## Brief
All lines below must be repeated exactly, with the pictures omitted.

## Data excerpts
========
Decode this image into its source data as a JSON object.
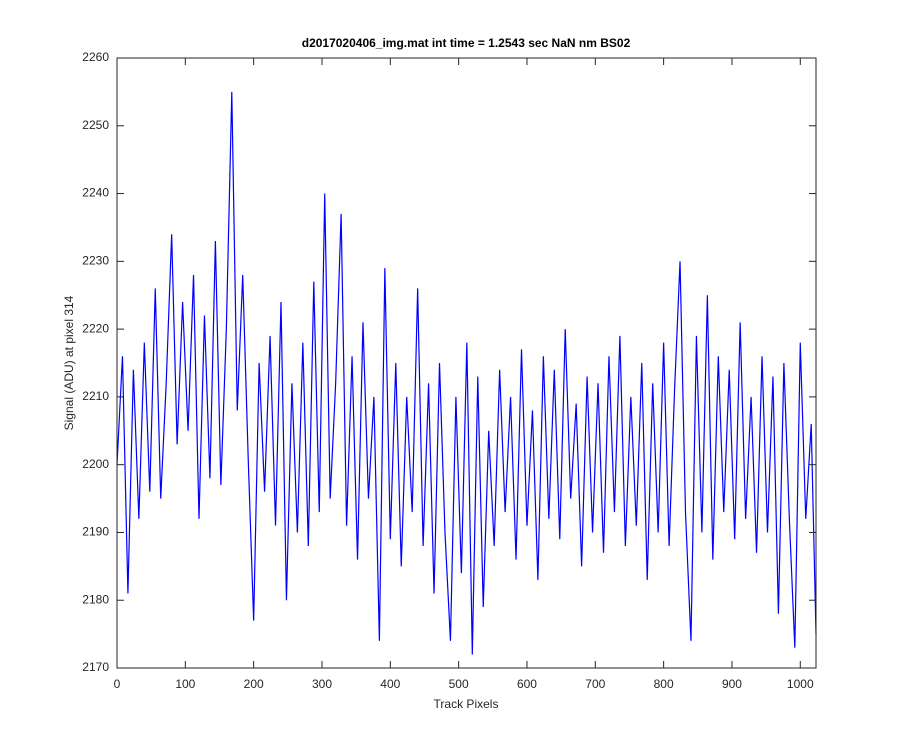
{
  "chart_data": {
    "type": "line",
    "title": "d2017020406_img.mat int time = 1.2543 sec  NaN nm BS02",
    "xlabel": "Track Pixels",
    "ylabel": "Signal (ADU) at pixel 314",
    "x": [
      0,
      8,
      16,
      24,
      32,
      40,
      48,
      56,
      64,
      72,
      80,
      88,
      96,
      104,
      112,
      120,
      128,
      136,
      144,
      152,
      160,
      168,
      176,
      184,
      192,
      200,
      208,
      216,
      224,
      232,
      240,
      248,
      256,
      264,
      272,
      280,
      288,
      296,
      304,
      312,
      320,
      328,
      336,
      344,
      352,
      360,
      368,
      376,
      384,
      392,
      400,
      408,
      416,
      424,
      432,
      440,
      448,
      456,
      464,
      472,
      480,
      488,
      496,
      504,
      512,
      520,
      528,
      536,
      544,
      552,
      560,
      568,
      576,
      584,
      592,
      600,
      608,
      616,
      624,
      632,
      640,
      648,
      656,
      664,
      672,
      680,
      688,
      696,
      704,
      712,
      720,
      728,
      736,
      744,
      752,
      760,
      768,
      776,
      784,
      792,
      800,
      808,
      816,
      824,
      832,
      840,
      848,
      856,
      864,
      872,
      880,
      888,
      896,
      904,
      912,
      920,
      928,
      936,
      944,
      952,
      960,
      968,
      976,
      984,
      992,
      1000,
      1008,
      1016,
      1023
    ],
    "series": [
      {
        "name": "Signal",
        "color": "#0000ff",
        "values": [
          2200,
          2216,
          2181,
          2214,
          2192,
          2218,
          2196,
          2226,
          2195,
          2212,
          2234,
          2203,
          2224,
          2205,
          2228,
          2192,
          2222,
          2198,
          2233,
          2197,
          2220,
          2255,
          2208,
          2228,
          2201,
          2177,
          2215,
          2196,
          2219,
          2191,
          2224,
          2180,
          2212,
          2190,
          2218,
          2188,
          2227,
          2193,
          2240,
          2195,
          2212,
          2237,
          2191,
          2216,
          2186,
          2221,
          2195,
          2210,
          2174,
          2229,
          2189,
          2215,
          2185,
          2210,
          2193,
          2226,
          2188,
          2212,
          2181,
          2215,
          2190,
          2174,
          2210,
          2184,
          2218,
          2172,
          2213,
          2179,
          2205,
          2188,
          2214,
          2193,
          2210,
          2186,
          2217,
          2191,
          2208,
          2183,
          2216,
          2192,
          2214,
          2189,
          2220,
          2195,
          2209,
          2185,
          2213,
          2190,
          2212,
          2187,
          2216,
          2193,
          2219,
          2188,
          2210,
          2191,
          2215,
          2183,
          2212,
          2190,
          2218,
          2188,
          2211,
          2230,
          2193,
          2174,
          2219,
          2190,
          2225,
          2186,
          2216,
          2193,
          2214,
          2189,
          2221,
          2192,
          2210,
          2187,
          2216,
          2190,
          2213,
          2178,
          2215,
          2192,
          2173,
          2218,
          2192,
          2206,
          2175
        ]
      }
    ],
    "xlim": [
      0,
      1023
    ],
    "ylim": [
      2170,
      2260
    ],
    "xticks": [
      0,
      100,
      200,
      300,
      400,
      500,
      600,
      700,
      800,
      900,
      1000
    ],
    "yticks": [
      2170,
      2180,
      2190,
      2200,
      2210,
      2220,
      2230,
      2240,
      2250,
      2260
    ]
  }
}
========
## Exercise output
Decode this image into its source data as a JSON object.
{
  "chart_data": {
    "type": "line",
    "title": "d2017020406_img.mat int time = 1.2543 sec  NaN nm BS02",
    "xlabel": "Track Pixels",
    "ylabel": "Signal (ADU) at pixel 314",
    "x": [
      0,
      8,
      16,
      24,
      32,
      40,
      48,
      56,
      64,
      72,
      80,
      88,
      96,
      104,
      112,
      120,
      128,
      136,
      144,
      152,
      160,
      168,
      176,
      184,
      192,
      200,
      208,
      216,
      224,
      232,
      240,
      248,
      256,
      264,
      272,
      280,
      288,
      296,
      304,
      312,
      320,
      328,
      336,
      344,
      352,
      360,
      368,
      376,
      384,
      392,
      400,
      408,
      416,
      424,
      432,
      440,
      448,
      456,
      464,
      472,
      480,
      488,
      496,
      504,
      512,
      520,
      528,
      536,
      544,
      552,
      560,
      568,
      576,
      584,
      592,
      600,
      608,
      616,
      624,
      632,
      640,
      648,
      656,
      664,
      672,
      680,
      688,
      696,
      704,
      712,
      720,
      728,
      736,
      744,
      752,
      760,
      768,
      776,
      784,
      792,
      800,
      808,
      816,
      824,
      832,
      840,
      848,
      856,
      864,
      872,
      880,
      888,
      896,
      904,
      912,
      920,
      928,
      936,
      944,
      952,
      960,
      968,
      976,
      984,
      992,
      1000,
      1008,
      1016,
      1023
    ],
    "series": [
      {
        "name": "Signal",
        "color": "#0000ff",
        "values": [
          2200,
          2216,
          2181,
          2214,
          2192,
          2218,
          2196,
          2226,
          2195,
          2212,
          2234,
          2203,
          2224,
          2205,
          2228,
          2192,
          2222,
          2198,
          2233,
          2197,
          2220,
          2255,
          2208,
          2228,
          2201,
          2177,
          2215,
          2196,
          2219,
          2191,
          2224,
          2180,
          2212,
          2190,
          2218,
          2188,
          2227,
          2193,
          2240,
          2195,
          2212,
          2237,
          2191,
          2216,
          2186,
          2221,
          2195,
          2210,
          2174,
          2229,
          2189,
          2215,
          2185,
          2210,
          2193,
          2226,
          2188,
          2212,
          2181,
          2215,
          2190,
          2174,
          2210,
          2184,
          2218,
          2172,
          2213,
          2179,
          2205,
          2188,
          2214,
          2193,
          2210,
          2186,
          2217,
          2191,
          2208,
          2183,
          2216,
          2192,
          2214,
          2189,
          2220,
          2195,
          2209,
          2185,
          2213,
          2190,
          2212,
          2187,
          2216,
          2193,
          2219,
          2188,
          2210,
          2191,
          2215,
          2183,
          2212,
          2190,
          2218,
          2188,
          2211,
          2230,
          2193,
          2174,
          2219,
          2190,
          2225,
          2186,
          2216,
          2193,
          2214,
          2189,
          2221,
          2192,
          2210,
          2187,
          2216,
          2190,
          2213,
          2178,
          2215,
          2192,
          2173,
          2218,
          2192,
          2206,
          2175
        ]
      }
    ],
    "xlim": [
      0,
      1023
    ],
    "ylim": [
      2170,
      2260
    ],
    "xticks": [
      0,
      100,
      200,
      300,
      400,
      500,
      600,
      700,
      800,
      900,
      1000
    ],
    "yticks": [
      2170,
      2180,
      2190,
      2200,
      2210,
      2220,
      2230,
      2240,
      2250,
      2260
    ]
  }
}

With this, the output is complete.